*WHAT TO DO*
What is the number of lines containing "Cognitive"? Give only that number.

***** SOURCE MATERIAL

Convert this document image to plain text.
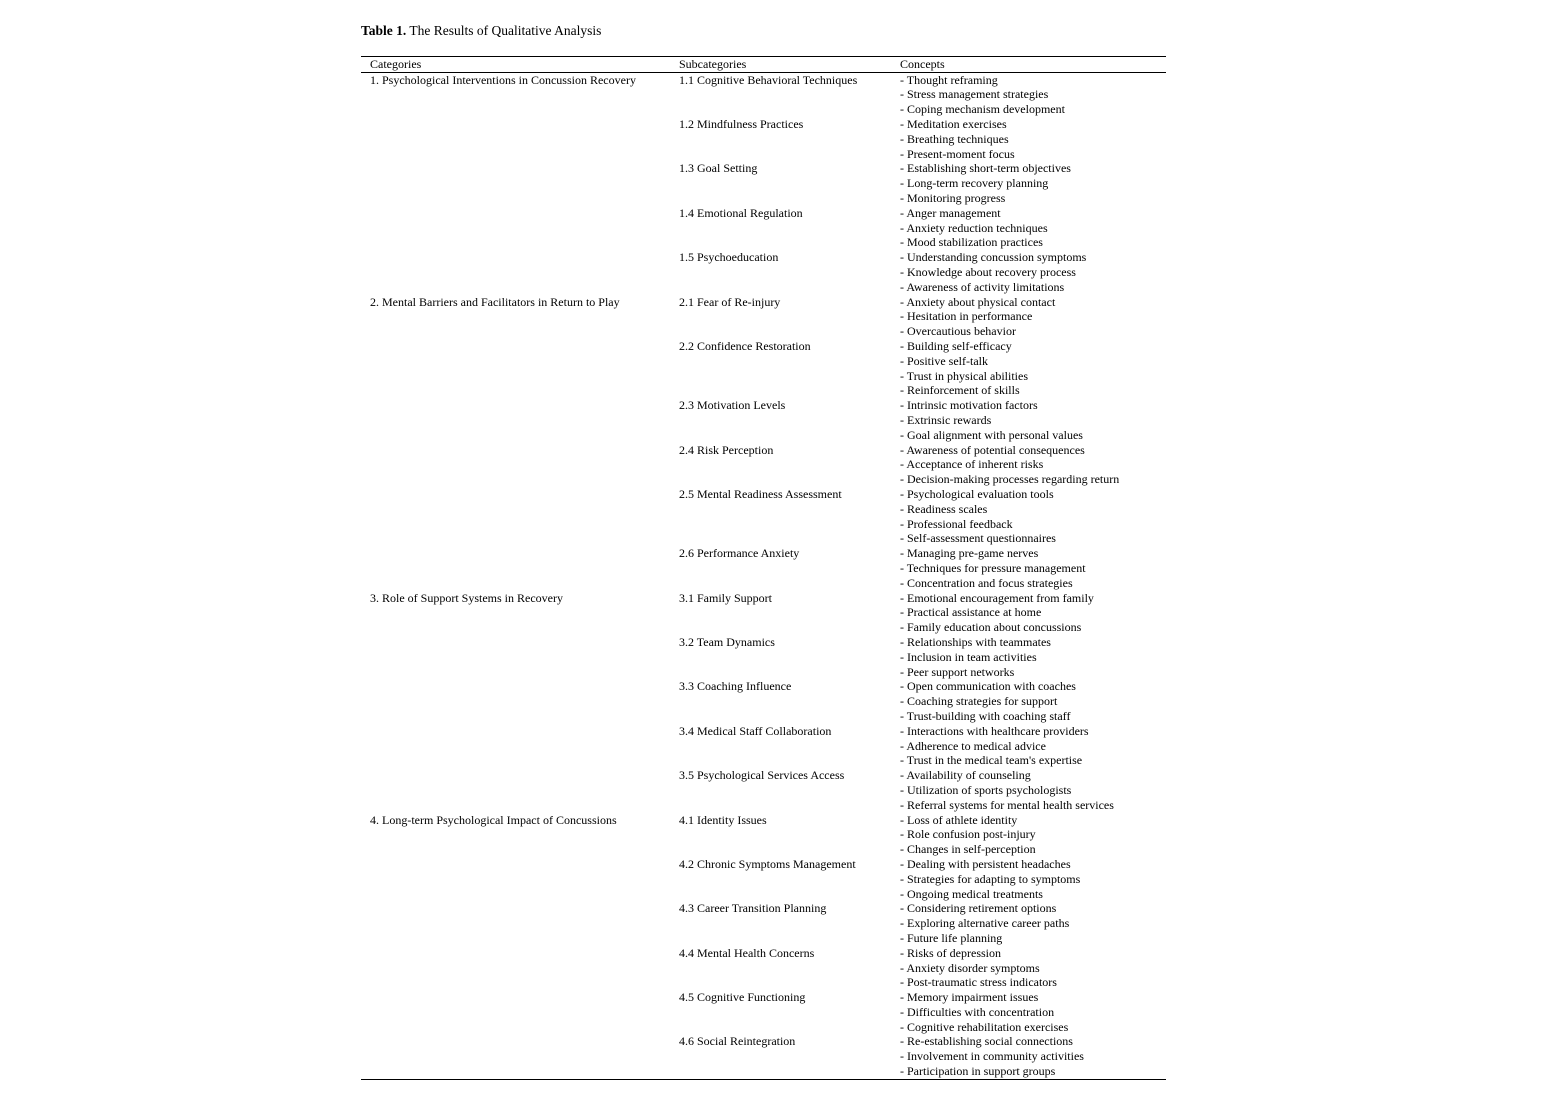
Table 1. The Results of Qualitative Analysis
Categories	Subcategories	Concepts
1. Psychological Interventions in Concussion Recovery	1.1 Cognitive Behavioral Techniques	- Thought reframing
- Stress management strategies
- Coping mechanism development
1.2 Mindfulness Practices	- Meditation exercises
- Breathing techniques
- Present-moment focus
1.3 Goal Setting	- Establishing short-term objectives
- Long-term recovery planning
- Monitoring progress
1.4 Emotional Regulation	- Anger management
- Anxiety reduction techniques
- Mood stabilization practices
1.5 Psychoeducation	- Understanding concussion symptoms
- Knowledge about recovery process
- Awareness of activity limitations
2. Mental Barriers and Facilitators in Return to Play	2.1 Fear of Re-injury	- Anxiety about physical contact
- Hesitation in performance
- Overcautious behavior
2.2 Confidence Restoration	- Building self-efficacy
- Positive self-talk
- Trust in physical abilities
- Reinforcement of skills
2.3 Motivation Levels	- Intrinsic motivation factors
- Extrinsic rewards
- Goal alignment with personal values
2.4 Risk Perception	- Awareness of potential consequences
- Acceptance of inherent risks
- Decision-making processes regarding return
2.5 Mental Readiness Assessment	- Psychological evaluation tools
- Readiness scales
- Professional feedback
- Self-assessment questionnaires
2.6 Performance Anxiety	- Managing pre-game nerves
- Techniques for pressure management
- Concentration and focus strategies
3. Role of Support Systems in Recovery	3.1 Family Support	- Emotional encouragement from family
- Practical assistance at home
- Family education about concussions
3.2 Team Dynamics	- Relationships with teammates
- Inclusion in team activities
- Peer support networks
3.3 Coaching Influence	- Open communication with coaches
- Coaching strategies for support
- Trust-building with coaching staff
3.4 Medical Staff Collaboration	- Interactions with healthcare providers
- Adherence to medical advice
- Trust in the medical team's expertise
3.5 Psychological Services Access	- Availability of counseling
- Utilization of sports psychologists
- Referral systems for mental health services
4. Long-term Psychological Impact of Concussions	4.1 Identity Issues	- Loss of athlete identity
- Role confusion post-injury
- Changes in self-perception
4.2 Chronic Symptoms Management	- Dealing with persistent headaches
- Strategies for adapting to symptoms
- Ongoing medical treatments
4.3 Career Transition Planning	- Considering retirement options
- Exploring alternative career paths
- Future life planning
4.4 Mental Health Concerns	- Risks of depression
- Anxiety disorder symptoms
- Post-traumatic stress indicators
4.5 Cognitive Functioning	- Memory impairment issues
- Difficulties with concentration
- Cognitive rehabilitation exercises
4.6 Social Reintegration	- Re-establishing social connections
- Involvement in community activities
- Participation in support groups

**********

*RESPONSE TO THIS EXERCISE*
3